• _TO DO_:
Transcribe each of the lines below word for word, and leave the pictures out of your copy.

• _DATA SHOWN_:
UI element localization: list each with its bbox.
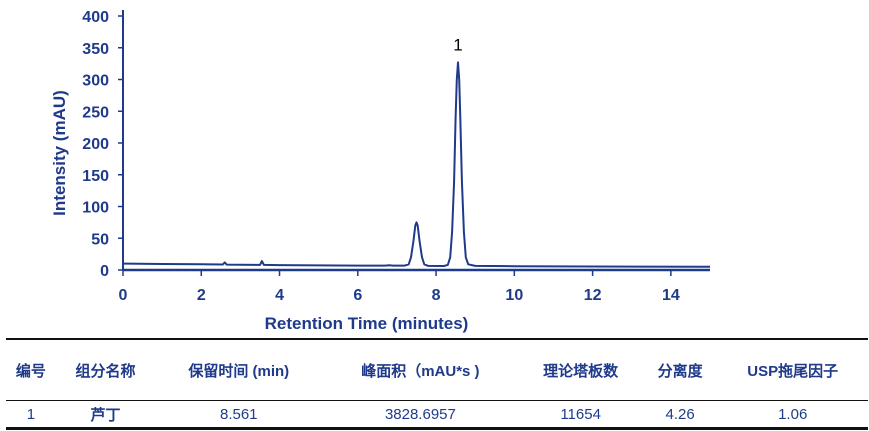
peak-label: 1 [453, 35, 462, 54]
cell-tailing: 1.06 [717, 400, 868, 430]
x-tick-label: 8 [432, 287, 441, 304]
col-header: 分离度 [642, 338, 718, 401]
chromatogram-trace [122, 61, 711, 268]
cell-component: 芦丁 [55, 400, 156, 430]
y-tick-label: 300 [82, 73, 109, 90]
x-tick-label: 10 [505, 287, 523, 304]
x-axis-label: Retention Time (minutes) [265, 314, 469, 333]
cell-peak-area: 3828.6957 [322, 400, 519, 430]
x-tick-label: 2 [197, 287, 206, 304]
y-tick-label: 350 [82, 41, 109, 58]
x-tick-label: 4 [275, 287, 284, 304]
y-tick-label: 0 [100, 263, 109, 280]
y-axis-label: Intensity (mAU) [50, 90, 69, 216]
peak-table: 编号 组分名称 保留时间 (min) 峰面积（mAU*s ) 理论塔板数 分离度… [6, 338, 868, 430]
y-tick-label: 250 [82, 104, 109, 121]
cell-retention-time: 8.561 [155, 400, 323, 430]
y-tick-label: 50 [91, 231, 109, 248]
table-row: 1 芦丁 8.561 3828.6957 11654 4.26 1.06 [6, 400, 868, 430]
x-tick-label: 12 [584, 287, 602, 304]
col-header: USP拖尾因子 [717, 338, 868, 401]
col-header: 峰面积（mAU*s ) [322, 338, 519, 401]
y-tick-label: 400 [82, 9, 109, 26]
table-header-row: 编号 组分名称 保留时间 (min) 峰面积（mAU*s ) 理论塔板数 分离度… [6, 338, 868, 401]
cell-plates: 11654 [518, 400, 643, 430]
x-tick-label: 14 [662, 287, 680, 304]
col-header: 理论塔板数 [518, 338, 643, 401]
x-tick-label: 0 [119, 287, 128, 304]
x-tick-label: 6 [353, 287, 362, 304]
y-tick-label: 100 [82, 200, 109, 217]
col-header: 组分名称 [55, 338, 156, 401]
cell-number: 1 [6, 400, 56, 430]
cell-resolution: 4.26 [642, 400, 718, 430]
y-tick-label: 150 [82, 168, 109, 185]
y-tick-label: 200 [82, 136, 109, 153]
chromatogram-chart: 0 50 100 150 200 250 300 350 400 0 2 4 6 8 10 12 14 Reten… [50, 9, 711, 333]
col-header: 保留时间 (min) [155, 338, 323, 401]
col-header: 编号 [6, 338, 56, 401]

• _RESULT FOR THIS EXERCISE_:
UI element localization: list each with its bbox.
peak-label: 1 [453, 35, 462, 54]
cell-tailing: 1.06 [717, 400, 868, 430]
x-tick-label: 8 [432, 287, 441, 304]
col-header: 分离度 [642, 338, 718, 401]
chromatogram-trace [122, 61, 711, 268]
cell-component: 芦丁 [55, 400, 156, 430]
y-tick-label: 300 [82, 73, 109, 90]
x-tick-label: 10 [505, 287, 523, 304]
x-axis-label: Retention Time (minutes) [265, 314, 469, 333]
cell-peak-area: 3828.6957 [322, 400, 519, 430]
x-tick-label: 2 [197, 287, 206, 304]
y-tick-label: 350 [82, 41, 109, 58]
x-tick-label: 4 [275, 287, 284, 304]
y-tick-label: 0 [100, 263, 109, 280]
y-axis-label: Intensity (mAU) [50, 90, 69, 216]
peak-table: 编号 组分名称 保留时间 (min) 峰面积（mAU*s ) 理论塔板数 分离度… [6, 338, 868, 430]
y-tick-label: 250 [82, 104, 109, 121]
cell-retention-time: 8.561 [155, 400, 323, 430]
y-tick-label: 50 [91, 231, 109, 248]
table-row: 1 芦丁 8.561 3828.6957 11654 4.26 1.06 [6, 400, 868, 430]
x-tick-label: 12 [584, 287, 602, 304]
col-header: USP拖尾因子 [717, 338, 868, 401]
col-header: 峰面积（mAU*s ) [322, 338, 519, 401]
y-tick-label: 400 [82, 9, 109, 26]
table-header-row: 编号 组分名称 保留时间 (min) 峰面积（mAU*s ) 理论塔板数 分离度… [6, 338, 868, 401]
cell-plates: 11654 [518, 400, 643, 430]
x-tick-label: 14 [662, 287, 680, 304]
col-header: 理论塔板数 [518, 338, 643, 401]
x-tick-label: 0 [119, 287, 128, 304]
x-tick-label: 6 [353, 287, 362, 304]
y-tick-label: 100 [82, 200, 109, 217]
col-header: 组分名称 [55, 338, 156, 401]
cell-number: 1 [6, 400, 56, 430]
cell-resolution: 4.26 [642, 400, 718, 430]
y-tick-label: 150 [82, 168, 109, 185]
y-tick-label: 200 [82, 136, 109, 153]
chromatogram-chart: 0 50 100 150 200 250 300 350 400 0 2 4 6 8 10 12 14 Reten… [50, 9, 711, 333]
col-header: 保留时间 (min) [155, 338, 323, 401]
col-header: 编号 [6, 338, 56, 401]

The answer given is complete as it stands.